◆ **What is needed**:
Print every one of the lines below verbatim, in the order they appear.

---- Recorded information

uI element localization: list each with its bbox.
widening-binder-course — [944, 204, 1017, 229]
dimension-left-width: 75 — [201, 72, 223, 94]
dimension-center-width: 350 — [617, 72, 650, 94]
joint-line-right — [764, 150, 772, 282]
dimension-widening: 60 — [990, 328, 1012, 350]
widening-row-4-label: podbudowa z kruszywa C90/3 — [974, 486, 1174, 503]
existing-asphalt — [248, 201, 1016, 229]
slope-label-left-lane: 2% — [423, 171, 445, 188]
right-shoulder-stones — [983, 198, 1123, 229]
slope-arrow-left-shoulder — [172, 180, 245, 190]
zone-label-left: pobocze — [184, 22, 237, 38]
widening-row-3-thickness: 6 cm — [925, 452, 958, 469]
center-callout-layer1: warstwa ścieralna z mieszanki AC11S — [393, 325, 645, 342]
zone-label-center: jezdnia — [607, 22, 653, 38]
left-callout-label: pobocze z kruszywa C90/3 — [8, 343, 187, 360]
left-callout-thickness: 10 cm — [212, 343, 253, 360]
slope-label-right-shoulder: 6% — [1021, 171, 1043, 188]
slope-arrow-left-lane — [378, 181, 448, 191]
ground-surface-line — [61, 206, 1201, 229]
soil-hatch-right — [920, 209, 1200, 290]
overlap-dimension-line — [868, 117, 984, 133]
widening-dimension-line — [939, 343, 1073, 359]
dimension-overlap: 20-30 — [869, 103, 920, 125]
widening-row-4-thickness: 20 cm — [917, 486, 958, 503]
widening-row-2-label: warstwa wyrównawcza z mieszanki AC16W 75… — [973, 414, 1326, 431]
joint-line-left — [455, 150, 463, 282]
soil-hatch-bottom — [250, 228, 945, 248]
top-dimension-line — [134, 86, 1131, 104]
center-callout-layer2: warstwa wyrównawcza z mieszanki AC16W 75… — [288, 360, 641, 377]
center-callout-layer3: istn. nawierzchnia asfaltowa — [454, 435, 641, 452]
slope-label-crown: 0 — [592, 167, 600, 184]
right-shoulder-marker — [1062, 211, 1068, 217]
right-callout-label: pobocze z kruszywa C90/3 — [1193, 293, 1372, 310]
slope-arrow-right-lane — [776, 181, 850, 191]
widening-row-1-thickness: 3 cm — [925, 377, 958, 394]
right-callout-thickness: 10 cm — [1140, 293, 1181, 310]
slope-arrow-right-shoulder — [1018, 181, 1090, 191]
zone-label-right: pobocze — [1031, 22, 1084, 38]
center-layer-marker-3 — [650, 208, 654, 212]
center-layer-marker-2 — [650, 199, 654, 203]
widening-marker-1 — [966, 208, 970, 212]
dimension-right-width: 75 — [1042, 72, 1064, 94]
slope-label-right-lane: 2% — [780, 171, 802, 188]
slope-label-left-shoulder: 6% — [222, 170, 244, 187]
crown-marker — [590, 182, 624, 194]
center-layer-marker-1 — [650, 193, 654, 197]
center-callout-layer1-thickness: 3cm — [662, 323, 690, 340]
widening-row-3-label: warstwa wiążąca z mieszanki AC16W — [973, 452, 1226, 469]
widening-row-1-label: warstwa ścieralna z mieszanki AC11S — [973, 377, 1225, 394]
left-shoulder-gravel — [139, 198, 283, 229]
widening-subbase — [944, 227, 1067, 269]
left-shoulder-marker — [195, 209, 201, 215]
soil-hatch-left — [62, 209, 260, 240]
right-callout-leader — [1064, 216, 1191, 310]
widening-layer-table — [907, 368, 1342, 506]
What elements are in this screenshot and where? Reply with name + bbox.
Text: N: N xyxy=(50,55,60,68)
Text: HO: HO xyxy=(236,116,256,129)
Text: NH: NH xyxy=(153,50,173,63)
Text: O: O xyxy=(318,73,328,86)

--------

◆ **Full answer**:
uI element localization: list each with its bbox.
widening-binder-course — [944, 204, 1017, 229]
dimension-left-width: 75 — [201, 72, 223, 94]
dimension-center-width: 350 — [617, 72, 650, 94]
joint-line-right — [764, 150, 772, 282]
dimension-widening: 60 — [990, 328, 1012, 350]
widening-row-4-label: podbudowa z kruszywa C90/3 — [974, 486, 1174, 503]
existing-asphalt — [248, 201, 1016, 229]
slope-label-left-lane: 2% — [423, 171, 445, 188]
right-shoulder-stones — [983, 198, 1123, 229]
slope-arrow-left-shoulder — [172, 180, 245, 190]
zone-label-left: pobocze — [184, 22, 237, 38]
widening-row-3-thickness: 6 cm — [925, 452, 958, 469]
center-callout-layer1: warstwa ścieralna z mieszanki AC11S — [393, 325, 645, 342]
zone-label-center: jezdnia — [607, 22, 653, 38]
left-callout-label: pobocze z kruszywa C90/3 — [8, 343, 187, 360]
left-callout-thickness: 10 cm — [212, 343, 253, 360]
slope-label-right-shoulder: 6% — [1021, 171, 1043, 188]
slope-arrow-left-lane — [378, 181, 448, 191]
ground-surface-line — [61, 206, 1201, 229]
soil-hatch-right — [920, 209, 1200, 290]
overlap-dimension-line — [868, 117, 984, 133]
widening-dimension-line — [939, 343, 1073, 359]
dimension-overlap: 20-30 — [869, 103, 920, 125]
widening-row-4-thickness: 20 cm — [917, 486, 958, 503]
widening-row-2-label: warstwa wyrównawcza z mieszanki AC16W 75… — [973, 414, 1326, 431]
joint-line-left — [455, 150, 463, 282]
soil-hatch-bottom — [250, 228, 945, 248]
top-dimension-line — [134, 86, 1131, 104]
center-callout-layer2: warstwa wyrównawcza z mieszanki AC16W 75… — [288, 360, 641, 377]
center-callout-layer3: istn. nawierzchnia asfaltowa — [454, 435, 641, 452]
slope-label-crown: 0 — [592, 167, 600, 184]
right-shoulder-marker — [1062, 211, 1068, 217]
right-callout-label: pobocze z kruszywa C90/3 — [1193, 293, 1372, 310]
slope-arrow-right-lane — [776, 181, 850, 191]
widening-row-1-thickness: 3 cm — [925, 377, 958, 394]
right-callout-thickness: 10 cm — [1140, 293, 1181, 310]
slope-arrow-right-shoulder — [1018, 181, 1090, 191]
zone-label-right: pobocze — [1031, 22, 1084, 38]
center-layer-marker-3 — [650, 208, 654, 212]
center-layer-marker-2 — [650, 199, 654, 203]
widening-marker-1 — [966, 208, 970, 212]
dimension-right-width: 75 — [1042, 72, 1064, 94]
slope-label-right-lane: 2% — [780, 171, 802, 188]
slope-label-left-shoulder: 6% — [222, 170, 244, 187]
crown-marker — [590, 182, 624, 194]
center-layer-marker-1 — [650, 193, 654, 197]
center-callout-layer1-thickness: 3cm — [662, 323, 690, 340]
widening-row-3-label: warstwa wiążąca z mieszanki AC16W — [973, 452, 1226, 469]
widening-row-1-label: warstwa ścieralna z mieszanki AC11S — [973, 377, 1225, 394]
left-shoulder-gravel — [139, 198, 283, 229]
widening-subbase — [944, 227, 1067, 269]
left-shoulder-marker — [195, 209, 201, 215]
soil-hatch-left — [62, 209, 260, 240]
right-callout-leader — [1064, 216, 1191, 310]
widening-layer-table — [907, 368, 1342, 506]
What elements are in this screenshot and where? Reply with name + bbox.
Text: N: N xyxy=(50,55,60,68)
Text: HO: HO xyxy=(236,116,256,129)
Text: NH: NH xyxy=(153,50,173,63)
Text: O: O xyxy=(318,73,328,86)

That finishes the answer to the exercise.